** begin TASK MATERIAL **

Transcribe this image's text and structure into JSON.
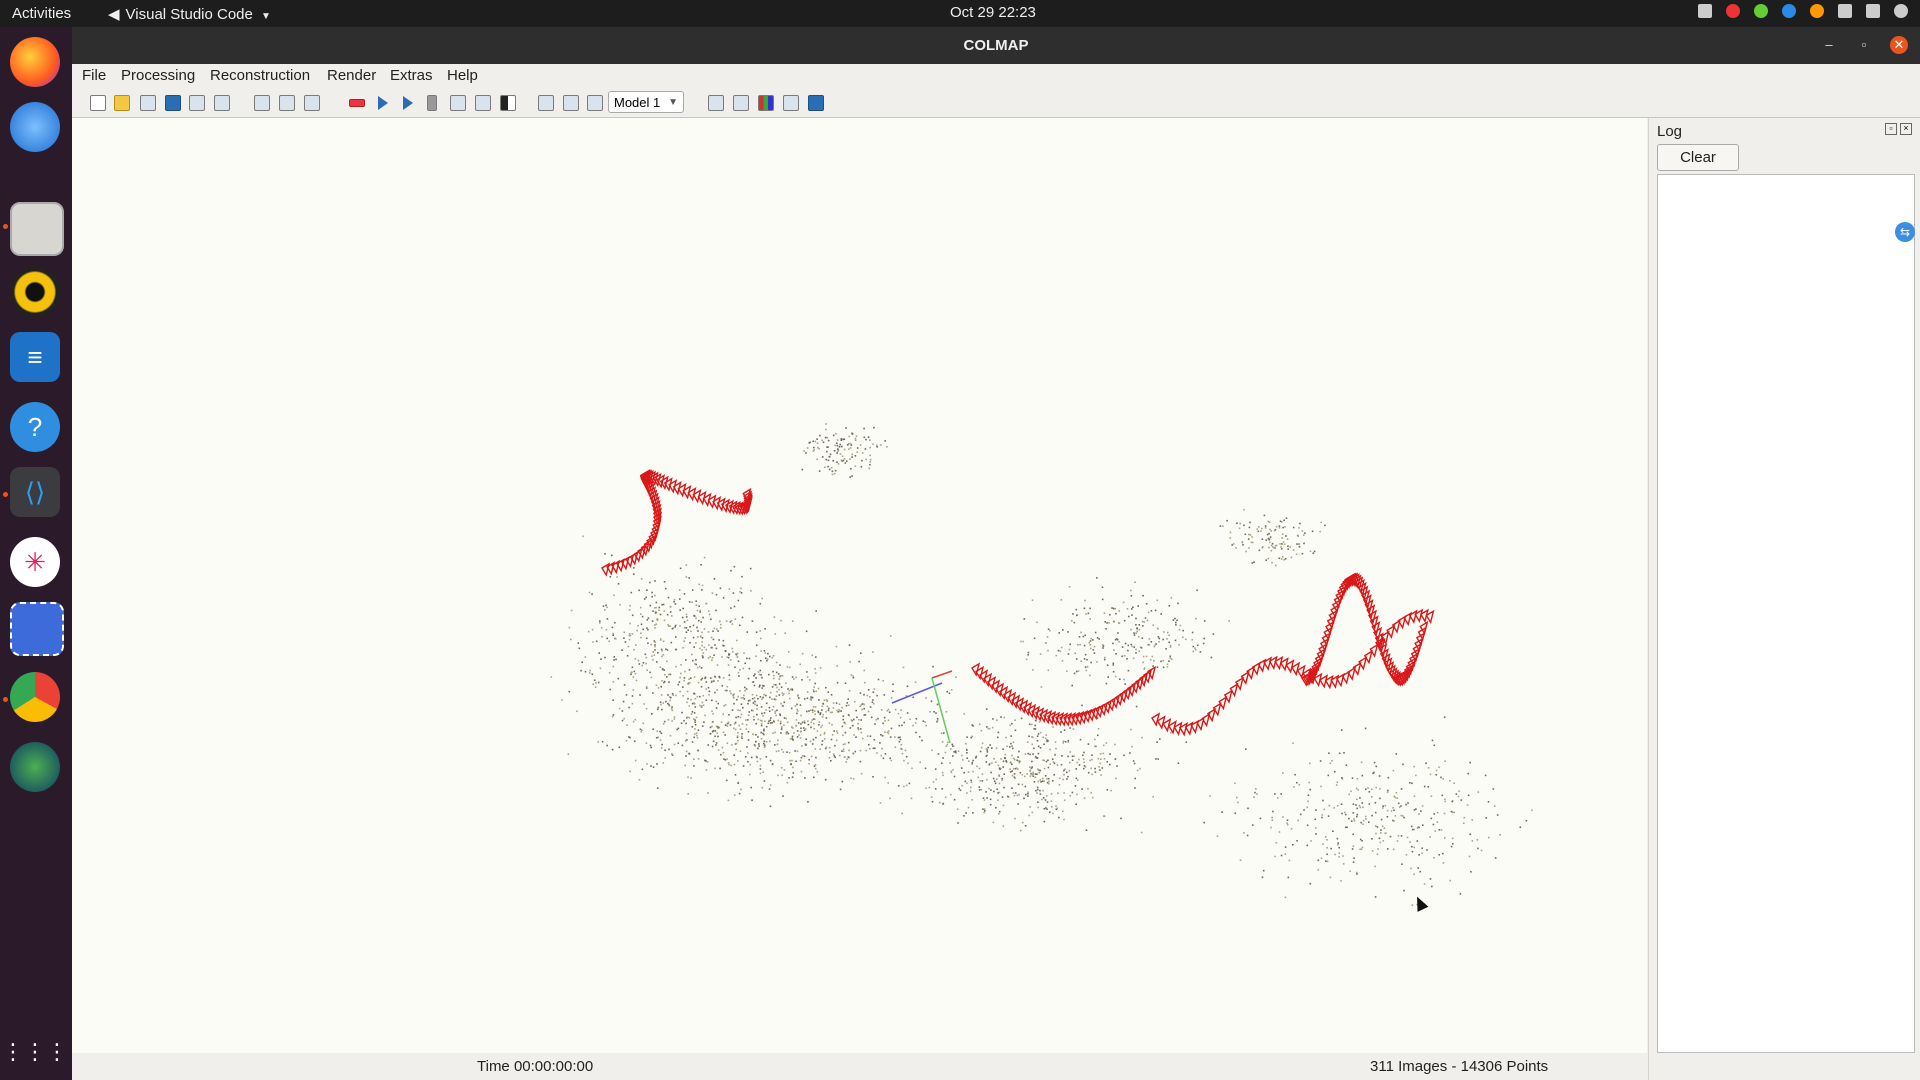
{
  "topbar": {
    "activities": "Activities",
    "app_name": "Visual Studio Code",
    "clock": "Oct 29  22:23"
  },
  "dock": {
    "items": [
      "firefox-icon",
      "thunderbird-icon",
      "files-icon",
      "rhythmbox-icon",
      "writer-icon",
      "help-icon",
      "vscode-icon",
      "slack-icon",
      "screenshot-icon",
      "chrome-icon",
      "earth-icon"
    ],
    "apps_grid_icon": "apps-grid-icon"
  },
  "window": {
    "title": "COLMAP",
    "menu": [
      "File",
      "Processing",
      "Reconstruction",
      "Render",
      "Extras",
      "Help"
    ],
    "model_select": "Model 1"
  },
  "log": {
    "title": "Log",
    "clear_label": "Clear"
  },
  "status": {
    "time": "Time 00:00:00:00",
    "counts": "311 Images - 14306 Points"
  },
  "colors": {
    "camera": "#d81818",
    "point": "#6f6a5a",
    "accent": "#e95420"
  }
}
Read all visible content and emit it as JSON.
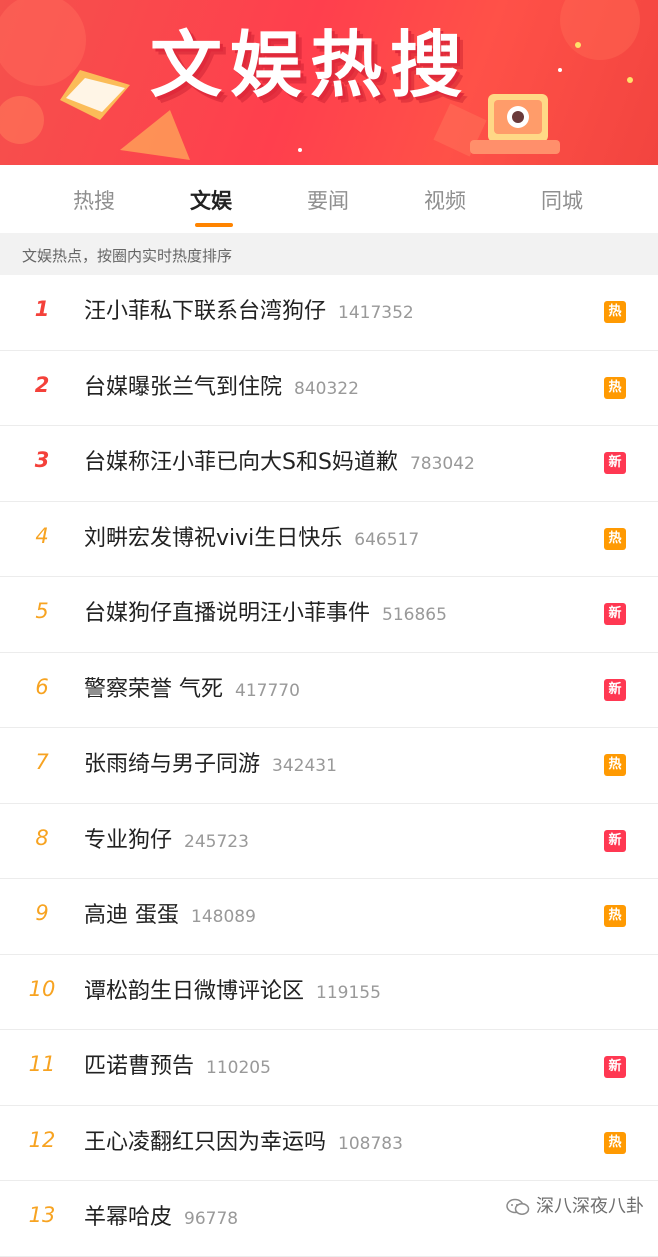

** end TASK MATERIAL **

[SET PROBLEM]: Go through the material above and copy each line that has the word "JSON".

[WORKED SOLUTION]:
Transcribe this image's text and structure into JSON.
Read all visible content and emit it as JSON.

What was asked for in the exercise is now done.